**Requirements:** All entries should be output exactly as they stand.

>> begin Data extract

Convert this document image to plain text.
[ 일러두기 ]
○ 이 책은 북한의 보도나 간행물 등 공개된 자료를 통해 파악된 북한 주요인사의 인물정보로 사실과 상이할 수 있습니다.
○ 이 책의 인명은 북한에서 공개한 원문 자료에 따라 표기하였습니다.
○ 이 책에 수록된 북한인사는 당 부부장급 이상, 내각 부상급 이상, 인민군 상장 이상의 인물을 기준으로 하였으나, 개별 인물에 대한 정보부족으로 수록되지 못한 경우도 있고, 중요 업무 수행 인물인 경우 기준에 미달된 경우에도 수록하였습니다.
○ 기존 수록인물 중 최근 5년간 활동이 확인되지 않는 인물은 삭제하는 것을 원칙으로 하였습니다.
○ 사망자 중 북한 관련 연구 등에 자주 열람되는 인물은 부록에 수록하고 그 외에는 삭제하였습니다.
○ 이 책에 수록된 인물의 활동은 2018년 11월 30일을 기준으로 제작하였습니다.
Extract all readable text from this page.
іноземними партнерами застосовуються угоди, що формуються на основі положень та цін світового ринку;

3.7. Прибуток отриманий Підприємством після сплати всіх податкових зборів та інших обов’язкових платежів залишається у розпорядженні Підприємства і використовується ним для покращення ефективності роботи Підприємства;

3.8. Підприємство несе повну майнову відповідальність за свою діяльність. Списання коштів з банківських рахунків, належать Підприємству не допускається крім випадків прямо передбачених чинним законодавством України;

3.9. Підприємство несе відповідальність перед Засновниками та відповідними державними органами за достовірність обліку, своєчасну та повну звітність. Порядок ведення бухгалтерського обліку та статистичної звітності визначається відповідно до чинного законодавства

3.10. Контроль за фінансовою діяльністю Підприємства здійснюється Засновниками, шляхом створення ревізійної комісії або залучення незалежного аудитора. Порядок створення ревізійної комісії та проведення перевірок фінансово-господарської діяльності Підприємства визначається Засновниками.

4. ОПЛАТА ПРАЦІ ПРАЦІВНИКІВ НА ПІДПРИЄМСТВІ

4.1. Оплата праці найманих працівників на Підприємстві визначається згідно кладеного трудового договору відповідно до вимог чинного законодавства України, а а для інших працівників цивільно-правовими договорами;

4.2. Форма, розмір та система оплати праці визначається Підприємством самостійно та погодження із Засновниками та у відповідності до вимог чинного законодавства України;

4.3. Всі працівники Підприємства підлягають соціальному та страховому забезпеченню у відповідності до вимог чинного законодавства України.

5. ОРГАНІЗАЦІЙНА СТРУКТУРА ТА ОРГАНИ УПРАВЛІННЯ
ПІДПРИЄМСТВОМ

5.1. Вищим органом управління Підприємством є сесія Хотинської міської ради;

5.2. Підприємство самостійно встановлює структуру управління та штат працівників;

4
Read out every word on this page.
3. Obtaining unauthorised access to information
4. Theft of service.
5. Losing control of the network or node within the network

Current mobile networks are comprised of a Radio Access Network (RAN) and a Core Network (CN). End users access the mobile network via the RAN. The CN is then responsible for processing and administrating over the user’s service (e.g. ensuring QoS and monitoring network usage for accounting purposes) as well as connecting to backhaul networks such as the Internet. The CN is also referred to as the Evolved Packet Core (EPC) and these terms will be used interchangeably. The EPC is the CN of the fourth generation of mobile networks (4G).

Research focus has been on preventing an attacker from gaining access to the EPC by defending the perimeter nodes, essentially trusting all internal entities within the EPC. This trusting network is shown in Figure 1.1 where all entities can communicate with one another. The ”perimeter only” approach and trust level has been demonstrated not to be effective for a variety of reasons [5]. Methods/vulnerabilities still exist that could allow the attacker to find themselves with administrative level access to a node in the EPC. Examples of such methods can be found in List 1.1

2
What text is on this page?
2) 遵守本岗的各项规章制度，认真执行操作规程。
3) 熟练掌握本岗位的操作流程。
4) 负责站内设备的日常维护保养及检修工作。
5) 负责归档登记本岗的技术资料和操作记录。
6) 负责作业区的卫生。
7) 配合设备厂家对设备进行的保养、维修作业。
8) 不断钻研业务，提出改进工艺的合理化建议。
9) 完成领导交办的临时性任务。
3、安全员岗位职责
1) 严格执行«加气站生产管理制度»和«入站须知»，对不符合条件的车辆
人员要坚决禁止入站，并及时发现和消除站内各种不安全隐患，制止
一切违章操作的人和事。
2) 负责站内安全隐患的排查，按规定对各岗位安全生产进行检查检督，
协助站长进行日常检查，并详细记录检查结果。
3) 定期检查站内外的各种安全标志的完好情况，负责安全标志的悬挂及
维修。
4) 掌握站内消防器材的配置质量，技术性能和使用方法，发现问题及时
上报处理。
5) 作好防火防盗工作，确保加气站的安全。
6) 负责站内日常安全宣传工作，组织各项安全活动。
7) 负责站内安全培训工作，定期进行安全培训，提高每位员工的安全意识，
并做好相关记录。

>> end Data extract

**Solution:**
Convert this document image to plain text.
[ 일러두기 ]
○ 이 책은 북한의 보도나 간행물 등 공개된 자료를 통해 파악된 북한 주요인사의 인물정보로 사실과 상이할 수 있습니다.
○ 이 책의 인명은 북한에서 공개한 원문 자료에 따라 표기하였습니다.
○ 이 책에 수록된 북한인사는 당 부부장급 이상, 내각 부상급 이상, 인민군 상장 이상의 인물을 기준으로 하였으나, 개별 인물에 대한 정보부족으로 수록되지 못한 경우도 있고, 중요 업무 수행 인물인 경우 기준에 미달된 경우에도 수록하였습니다.
○ 기존 수록인물 중 최근 5년간 활동이 확인되지 않는 인물은 삭제하는 것을 원칙으로 하였습니다.
○ 사망자 중 북한 관련 연구 등에 자주 열람되는 인물은 부록에 수록하고 그 외에는 삭제하였습니다.
○ 이 책에 수록된 인물의 활동은 2018년 11월 30일을 기준으로 제작하였습니다.
Extract all readable text from this page.
іноземними партнерами застосовуються угоди, що формуються на основі положень та цін світового ринку;

3.7. Прибуток отриманий Підприємством після сплати всіх податкових зборів та інших обов’язкових платежів залишається у розпорядженні Підприємства і використовується ним для покращення ефективності роботи Підприємства;

3.8. Підприємство несе повну майнову відповідальність за свою діяльність. Списання коштів з банківських рахунків, належать Підприємству не допускається крім випадків прямо передбачених чинним законодавством України;

3.9. Підприємство несе відповідальність перед Засновниками та відповідними державними органами за достовірність обліку, своєчасну та повну звітність. Порядок ведення бухгалтерського обліку та статистичної звітності визначається відповідно до чинного законодавства

3.10. Контроль за фінансовою діяльністю Підприємства здійснюється Засновниками, шляхом створення ревізійної комісії або залучення незалежного аудитора. Порядок створення ревізійної комісії та проведення перевірок фінансово-господарської діяльності Підприємства визначається Засновниками.

4. ОПЛАТА ПРАЦІ ПРАЦІВНИКІВ НА ПІДПРИЄМСТВІ

4.1. Оплата праці найманих працівників на Підприємстві визначається згідно кладеного трудового договору відповідно до вимог чинного законодавства України, а а для інших працівників цивільно-правовими договорами;

4.2. Форма, розмір та система оплати праці визначається Підприємством самостійно та погодження із Засновниками та у відповідності до вимог чинного законодавства України;

4.3. Всі працівники Підприємства підлягають соціальному та страховому забезпеченню у відповідності до вимог чинного законодавства України.

5. ОРГАНІЗАЦІЙНА СТРУКТУРА ТА ОРГАНИ УПРАВЛІННЯ
ПІДПРИЄМСТВОМ

5.1. Вищим органом управління Підприємством є сесія Хотинської міської ради;

5.2. Підприємство самостійно встановлює структуру управління та штат працівників;

4
Read out every word on this page.
3. Obtaining unauthorised access to information
4. Theft of service.
5. Losing control of the network or node within the network

Current mobile networks are comprised of a Radio Access Network (RAN) and a Core Network (CN). End users access the mobile network via the RAN. The CN is then responsible for processing and administrating over the user’s service (e.g. ensuring QoS and monitoring network usage for accounting purposes) as well as connecting to backhaul networks such as the Internet. The CN is also referred to as the Evolved Packet Core (EPC) and these terms will be used interchangeably. The EPC is the CN of the fourth generation of mobile networks (4G).

Research focus has been on preventing an attacker from gaining access to the EPC by defending the perimeter nodes, essentially trusting all internal entities within the EPC. This trusting network is shown in Figure 1.1 where all entities can communicate with one another. The ”perimeter only” approach and trust level has been demonstrated not to be effective for a variety of reasons [5]. Methods/vulnerabilities still exist that could allow the attacker to find themselves with administrative level access to a node in the EPC. Examples of such methods can be found in List 1.1

2
What text is on this page?
2) 遵守本岗的各项规章制度，认真执行操作规程。
3) 熟练掌握本岗位的操作流程。
4) 负责站内设备的日常维护保养及检修工作。
5) 负责归档登记本岗的技术资料和操作记录。
6) 负责作业区的卫生。
7) 配合设备厂家对设备进行的保养、维修作业。
8) 不断钻研业务，提出改进工艺的合理化建议。
9) 完成领导交办的临时性任务。
3、安全员岗位职责
1) 严格执行«加气站生产管理制度»和«入站须知»，对不符合条件的车辆
人员要坚决禁止入站，并及时发现和消除站内各种不安全隐患，制止
一切违章操作的人和事。
2) 负责站内安全隐患的排查，按规定对各岗位安全生产进行检查检督，
协助站长进行日常检查，并详细记录检查结果。
3) 定期检查站内外的各种安全标志的完好情况，负责安全标志的悬挂及
维修。
4) 掌握站内消防器材的配置质量，技术性能和使用方法，发现问题及时
上报处理。
5) 作好防火防盗工作，确保加气站的安全。
6) 负责站内日常安全宣传工作，组织各项安全活动。
7) 负责站内安全培训工作，定期进行安全培训，提高每位员工的安全意识，
并做好相关记录。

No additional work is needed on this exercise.